▶ AIM
Begin at the line that contains "Decode this image" and quote each line exactly through the last one. Leave pictures out.

━━━━━ DATA PROVIDED

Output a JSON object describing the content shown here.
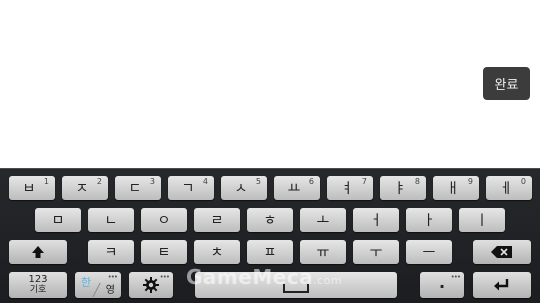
{
  "editor": {
    "done_label": "완료"
  },
  "keyboard": {
    "row1": [
      {
        "main": "ㅂ",
        "hint": "1"
      },
      {
        "main": "ㅈ",
        "hint": "2"
      },
      {
        "main": "ㄷ",
        "hint": "3"
      },
      {
        "main": "ㄱ",
        "hint": "4"
      },
      {
        "main": "ㅅ",
        "hint": "5"
      },
      {
        "main": "ㅛ",
        "hint": "6"
      },
      {
        "main": "ㅕ",
        "hint": "7"
      },
      {
        "main": "ㅑ",
        "hint": "8"
      },
      {
        "main": "ㅐ",
        "hint": "9"
      },
      {
        "main": "ㅔ",
        "hint": "0"
      }
    ],
    "row2": [
      "ㅁ",
      "ㄴ",
      "ㅇ",
      "ㄹ",
      "ㅎ",
      "ㅗ",
      "ㅓ",
      "ㅏ",
      "ㅣ"
    ],
    "row3": [
      "ㅋ",
      "ㅌ",
      "ㅊ",
      "ㅍ",
      "ㅠ",
      "ㅜ",
      "ㅡ"
    ],
    "symbols_key": {
      "top": "123",
      "bottom": "기호"
    },
    "lang_key": {
      "korean": "한",
      "english": "영"
    },
    "period_key": "."
  },
  "watermark": {
    "text": "GameMeca",
    "suffix": ".com"
  },
  "colors": {
    "keyboard_bg": "#1e2023",
    "key_face": "#d4d4d4",
    "done_bg": "#3c3c3c",
    "lang_accent": "#5ab4e8"
  }
}
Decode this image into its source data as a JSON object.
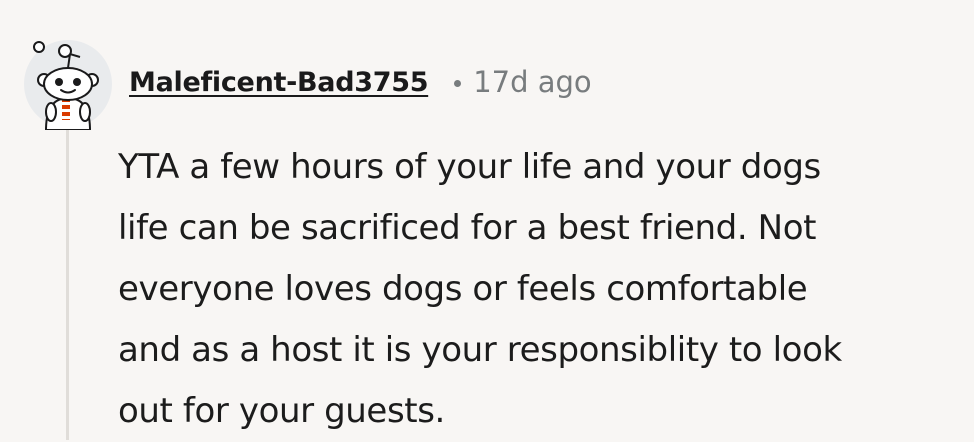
{
  "comment": {
    "author": "Maleficent-Bad3755",
    "separator": "•",
    "timestamp": "17d ago",
    "body_lines": [
      "YTA a few hours of your life and your dogs",
      "life can be sacrificed for a best friend. Not",
      "everyone loves dogs or feels comfortable",
      "and as a host it is your responsiblity to look",
      "out for your guests."
    ]
  },
  "colors": {
    "background": "#f8f6f4",
    "username": "#1a1a1b",
    "meta": "#787c7e",
    "body": "#1c1c1c",
    "thread_line": "#e0ddd9"
  },
  "icons": {
    "avatar": "reddit-snoo-avatar-icon"
  }
}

━━━━━━━━━━

▶ RESPONSE TO THIS TASK
Decode this image into its source data as a JSON object.
{
  "comment": {
    "author": "Maleficent-Bad3755",
    "separator": "•",
    "timestamp": "17d ago",
    "body_lines": [
      "YTA a few hours of your life and your dogs",
      "life can be sacrificed for a best friend. Not",
      "everyone loves dogs or feels comfortable",
      "and as a host it is your responsiblity to look",
      "out for your guests."
    ]
  },
  "colors": {
    "background": "#f8f6f4",
    "username": "#1a1a1b",
    "meta": "#787c7e",
    "body": "#1c1c1c",
    "thread_line": "#e0ddd9"
  },
  "icons": {
    "avatar": "reddit-snoo-avatar-icon"
  }
}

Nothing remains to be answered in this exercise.